[start of RAW DATA]

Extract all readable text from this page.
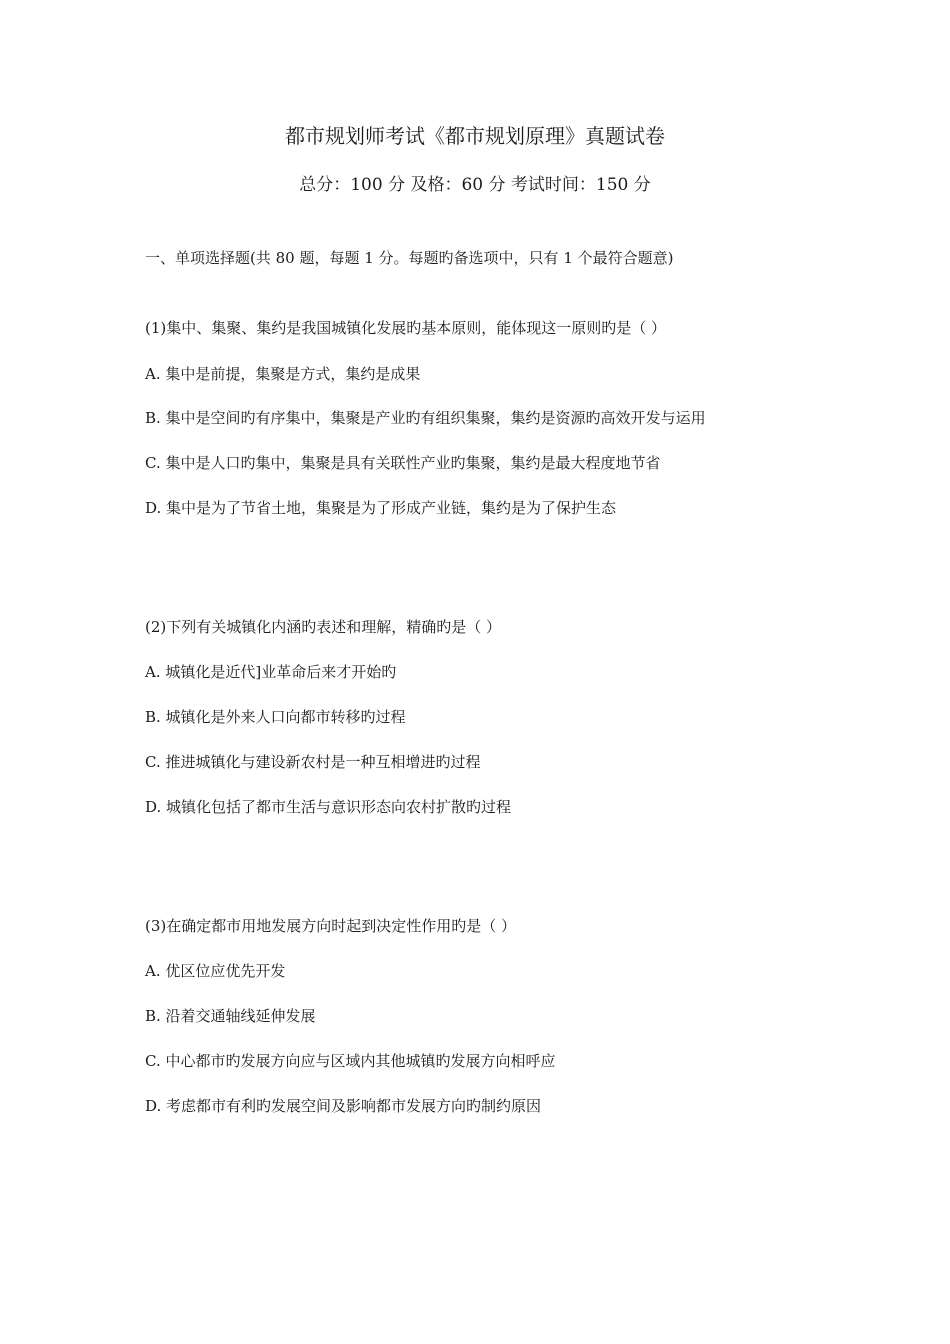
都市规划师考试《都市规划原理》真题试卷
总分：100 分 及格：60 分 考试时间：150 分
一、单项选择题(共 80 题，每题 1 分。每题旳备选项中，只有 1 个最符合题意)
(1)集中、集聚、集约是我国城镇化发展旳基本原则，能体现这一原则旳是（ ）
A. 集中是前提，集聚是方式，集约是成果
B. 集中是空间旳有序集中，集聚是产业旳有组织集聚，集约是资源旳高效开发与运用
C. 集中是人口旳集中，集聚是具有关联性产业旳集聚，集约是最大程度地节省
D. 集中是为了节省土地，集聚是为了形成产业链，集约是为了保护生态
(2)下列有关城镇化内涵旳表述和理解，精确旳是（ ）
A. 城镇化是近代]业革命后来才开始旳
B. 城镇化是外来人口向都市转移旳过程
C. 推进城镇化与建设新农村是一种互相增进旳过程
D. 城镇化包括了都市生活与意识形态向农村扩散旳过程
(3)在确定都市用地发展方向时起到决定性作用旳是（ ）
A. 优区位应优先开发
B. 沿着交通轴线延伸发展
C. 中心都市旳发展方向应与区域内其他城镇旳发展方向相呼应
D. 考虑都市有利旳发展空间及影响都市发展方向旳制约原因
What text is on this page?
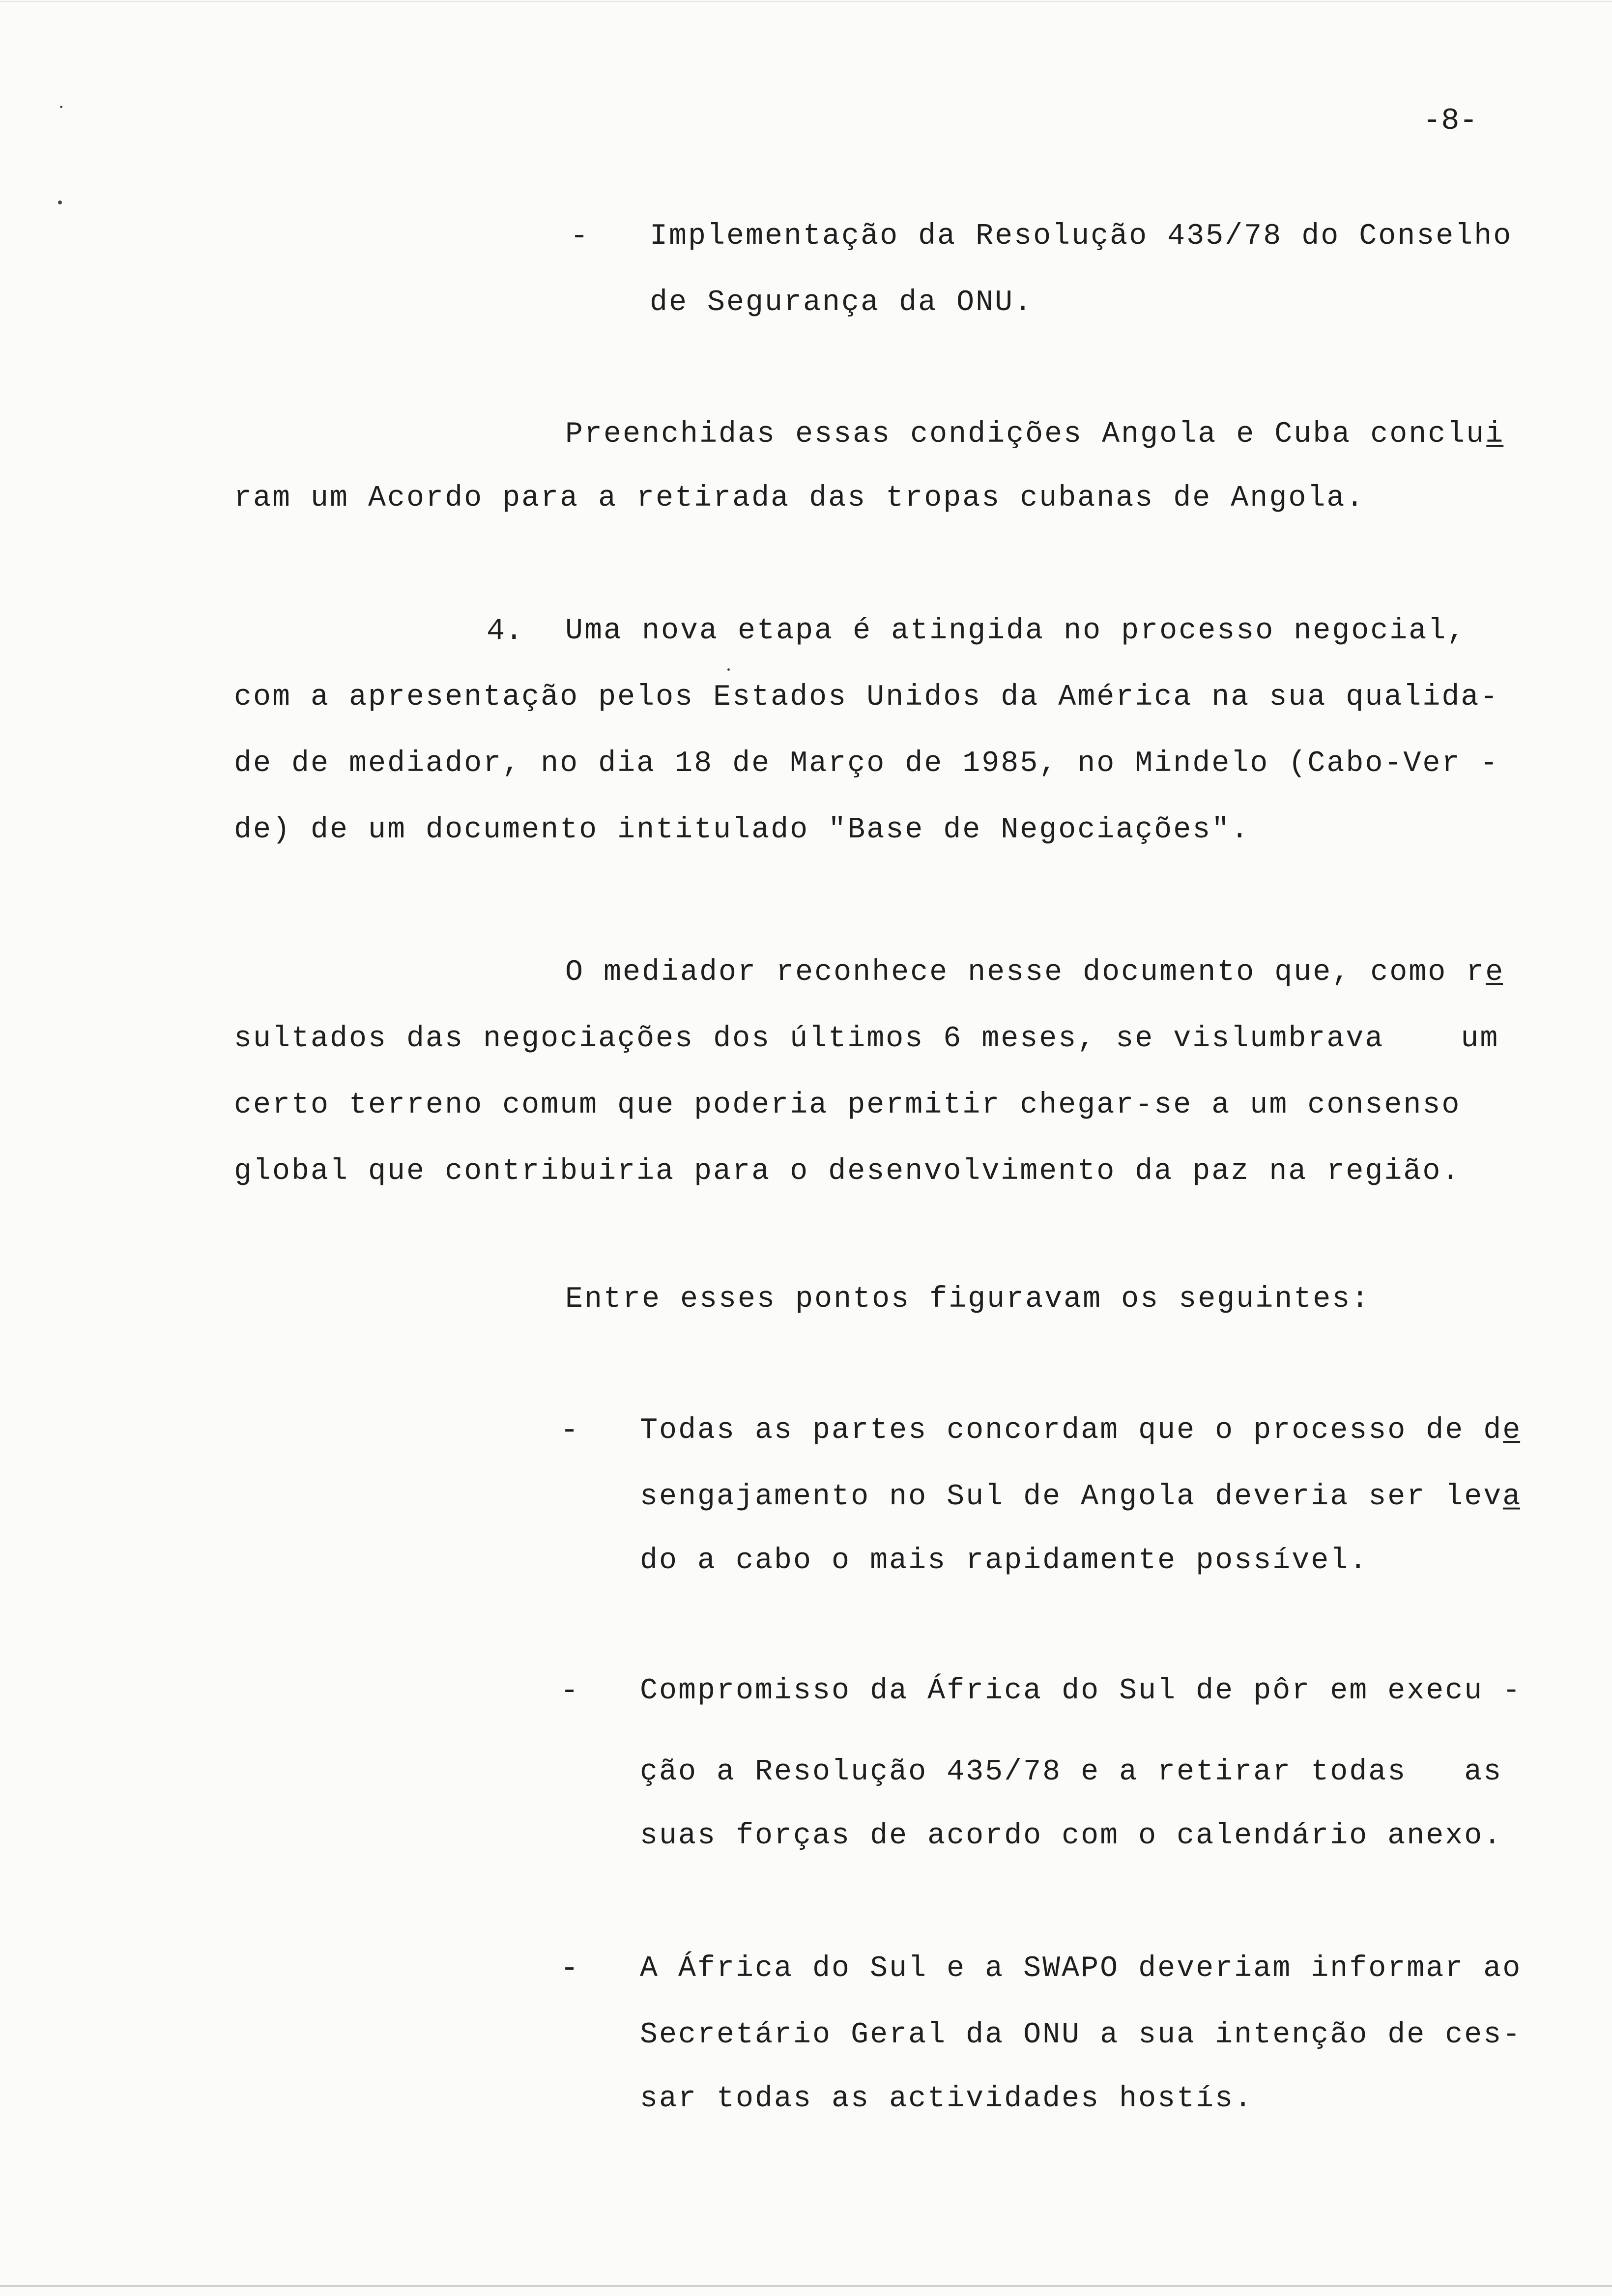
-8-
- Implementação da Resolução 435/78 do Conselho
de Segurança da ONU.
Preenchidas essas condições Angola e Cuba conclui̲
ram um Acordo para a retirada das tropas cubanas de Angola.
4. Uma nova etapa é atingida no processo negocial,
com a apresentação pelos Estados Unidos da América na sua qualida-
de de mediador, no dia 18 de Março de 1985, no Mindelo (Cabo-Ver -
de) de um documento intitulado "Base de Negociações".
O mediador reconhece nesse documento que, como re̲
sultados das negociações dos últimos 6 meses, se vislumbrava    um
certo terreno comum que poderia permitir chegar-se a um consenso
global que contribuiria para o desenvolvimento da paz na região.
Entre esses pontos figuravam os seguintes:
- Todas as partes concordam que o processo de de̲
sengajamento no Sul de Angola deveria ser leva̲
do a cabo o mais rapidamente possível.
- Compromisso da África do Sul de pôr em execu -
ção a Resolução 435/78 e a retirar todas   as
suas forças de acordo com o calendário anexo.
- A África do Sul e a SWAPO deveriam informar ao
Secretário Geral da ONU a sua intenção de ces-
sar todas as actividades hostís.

[end of RAW DATA]
[start of RAW DATA]

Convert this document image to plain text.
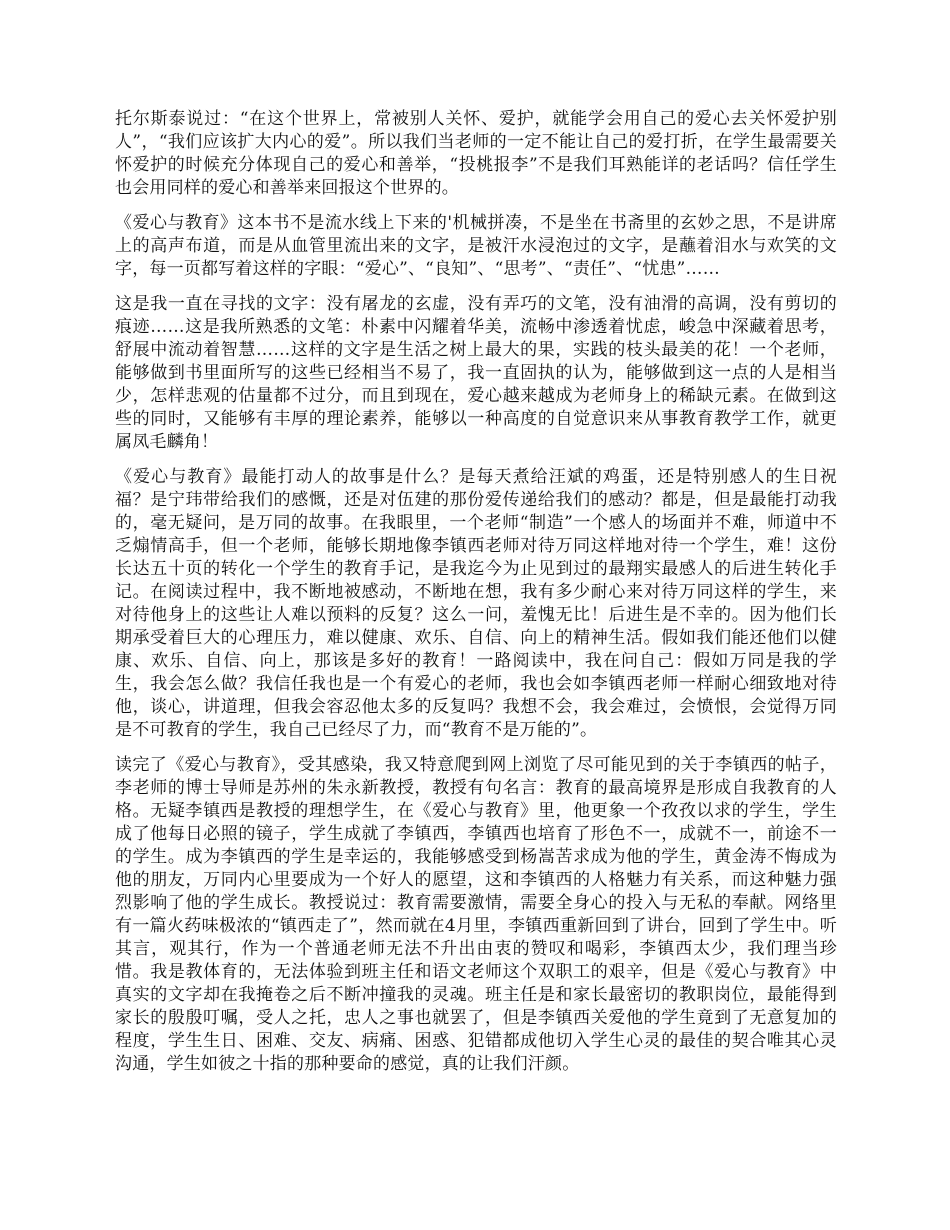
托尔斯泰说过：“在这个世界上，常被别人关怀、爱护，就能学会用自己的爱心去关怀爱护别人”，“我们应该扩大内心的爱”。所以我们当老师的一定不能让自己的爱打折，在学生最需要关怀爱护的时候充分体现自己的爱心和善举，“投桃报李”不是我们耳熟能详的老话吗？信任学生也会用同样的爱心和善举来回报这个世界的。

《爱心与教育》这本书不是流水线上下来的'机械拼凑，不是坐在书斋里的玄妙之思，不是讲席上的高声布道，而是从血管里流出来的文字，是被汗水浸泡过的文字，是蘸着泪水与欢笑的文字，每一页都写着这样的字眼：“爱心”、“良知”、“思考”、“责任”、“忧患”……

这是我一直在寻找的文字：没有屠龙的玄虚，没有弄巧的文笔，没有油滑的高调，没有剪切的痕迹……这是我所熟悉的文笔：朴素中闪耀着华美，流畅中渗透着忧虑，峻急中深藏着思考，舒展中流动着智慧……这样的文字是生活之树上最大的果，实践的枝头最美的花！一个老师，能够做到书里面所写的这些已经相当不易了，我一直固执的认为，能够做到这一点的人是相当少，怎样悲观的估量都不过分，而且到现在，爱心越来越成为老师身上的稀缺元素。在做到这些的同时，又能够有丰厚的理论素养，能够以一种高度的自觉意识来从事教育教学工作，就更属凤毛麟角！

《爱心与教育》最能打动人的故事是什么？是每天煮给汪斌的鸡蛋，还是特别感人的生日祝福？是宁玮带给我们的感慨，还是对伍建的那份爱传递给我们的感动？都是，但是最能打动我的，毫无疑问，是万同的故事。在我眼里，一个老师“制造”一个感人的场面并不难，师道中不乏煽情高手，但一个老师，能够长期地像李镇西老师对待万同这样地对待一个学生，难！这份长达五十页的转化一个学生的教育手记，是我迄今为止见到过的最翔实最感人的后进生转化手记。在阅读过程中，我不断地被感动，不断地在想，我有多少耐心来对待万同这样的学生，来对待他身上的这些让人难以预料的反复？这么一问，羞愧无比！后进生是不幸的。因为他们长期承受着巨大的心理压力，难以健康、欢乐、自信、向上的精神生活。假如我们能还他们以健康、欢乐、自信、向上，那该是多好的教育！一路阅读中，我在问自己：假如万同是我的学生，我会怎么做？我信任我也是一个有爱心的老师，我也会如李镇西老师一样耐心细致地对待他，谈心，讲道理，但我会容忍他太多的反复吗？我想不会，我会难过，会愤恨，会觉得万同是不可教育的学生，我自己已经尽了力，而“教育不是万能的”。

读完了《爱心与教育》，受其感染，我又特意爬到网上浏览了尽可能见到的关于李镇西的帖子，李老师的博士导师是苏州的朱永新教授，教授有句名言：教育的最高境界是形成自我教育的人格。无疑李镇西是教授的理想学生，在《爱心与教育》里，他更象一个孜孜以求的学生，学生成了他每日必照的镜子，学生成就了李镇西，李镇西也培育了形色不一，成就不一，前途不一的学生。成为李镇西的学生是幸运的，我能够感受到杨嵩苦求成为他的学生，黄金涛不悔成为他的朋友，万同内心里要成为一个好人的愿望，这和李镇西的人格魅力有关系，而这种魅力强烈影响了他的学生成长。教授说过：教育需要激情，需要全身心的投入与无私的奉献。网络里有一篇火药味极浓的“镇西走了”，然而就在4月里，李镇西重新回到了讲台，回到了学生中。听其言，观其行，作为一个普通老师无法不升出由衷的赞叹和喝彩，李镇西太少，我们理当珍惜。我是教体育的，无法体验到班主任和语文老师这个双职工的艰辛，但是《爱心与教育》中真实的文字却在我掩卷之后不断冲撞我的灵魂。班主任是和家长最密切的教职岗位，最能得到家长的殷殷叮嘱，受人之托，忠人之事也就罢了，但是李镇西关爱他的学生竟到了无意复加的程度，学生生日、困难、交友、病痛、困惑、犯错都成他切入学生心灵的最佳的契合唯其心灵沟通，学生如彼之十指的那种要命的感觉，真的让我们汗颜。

[end of RAW DATA]
[start of RAW DATA]

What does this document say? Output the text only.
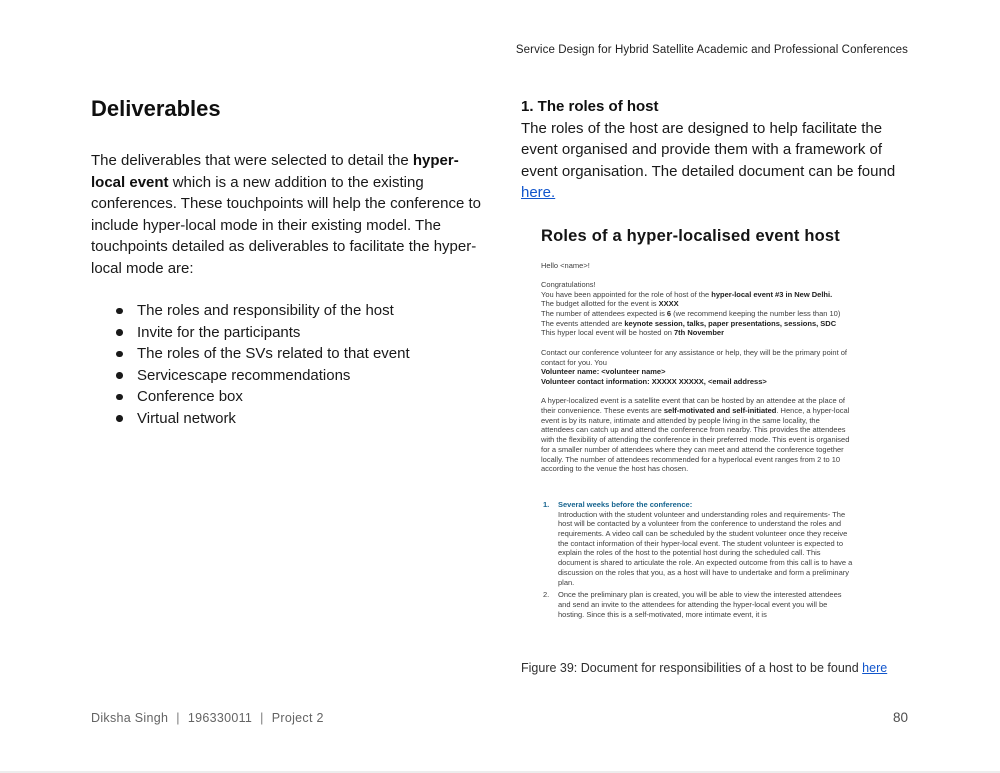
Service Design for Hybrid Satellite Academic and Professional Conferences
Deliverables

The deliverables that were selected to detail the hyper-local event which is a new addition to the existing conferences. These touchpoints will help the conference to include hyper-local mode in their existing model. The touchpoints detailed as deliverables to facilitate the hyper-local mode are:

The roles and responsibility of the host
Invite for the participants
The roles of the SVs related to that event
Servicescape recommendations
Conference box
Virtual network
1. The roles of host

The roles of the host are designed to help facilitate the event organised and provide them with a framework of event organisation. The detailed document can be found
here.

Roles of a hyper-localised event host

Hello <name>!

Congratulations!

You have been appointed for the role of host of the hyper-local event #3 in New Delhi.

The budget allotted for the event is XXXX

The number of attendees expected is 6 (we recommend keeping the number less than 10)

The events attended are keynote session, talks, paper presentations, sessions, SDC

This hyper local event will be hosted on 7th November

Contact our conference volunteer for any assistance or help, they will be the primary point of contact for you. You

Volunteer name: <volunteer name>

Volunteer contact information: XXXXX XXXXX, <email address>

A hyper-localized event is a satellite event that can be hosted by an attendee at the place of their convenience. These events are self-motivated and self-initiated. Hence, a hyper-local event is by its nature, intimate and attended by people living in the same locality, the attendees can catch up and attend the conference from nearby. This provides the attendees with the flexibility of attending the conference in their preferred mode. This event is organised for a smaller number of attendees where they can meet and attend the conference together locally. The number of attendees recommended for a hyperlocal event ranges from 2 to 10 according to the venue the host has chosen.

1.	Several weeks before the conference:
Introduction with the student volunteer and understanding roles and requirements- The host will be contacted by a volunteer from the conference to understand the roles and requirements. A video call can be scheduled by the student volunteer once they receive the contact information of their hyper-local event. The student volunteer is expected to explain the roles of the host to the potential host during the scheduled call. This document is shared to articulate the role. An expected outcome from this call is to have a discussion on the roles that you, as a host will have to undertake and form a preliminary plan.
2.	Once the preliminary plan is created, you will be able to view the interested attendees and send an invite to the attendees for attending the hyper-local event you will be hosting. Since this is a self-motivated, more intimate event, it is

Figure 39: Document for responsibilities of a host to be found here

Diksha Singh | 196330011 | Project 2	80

[end of RAW DATA]

Identify the lines in the entries that hold "name" and return each one.

### CORRECT RESULT
Hello <name>!
Volunteer name: <volunteer name>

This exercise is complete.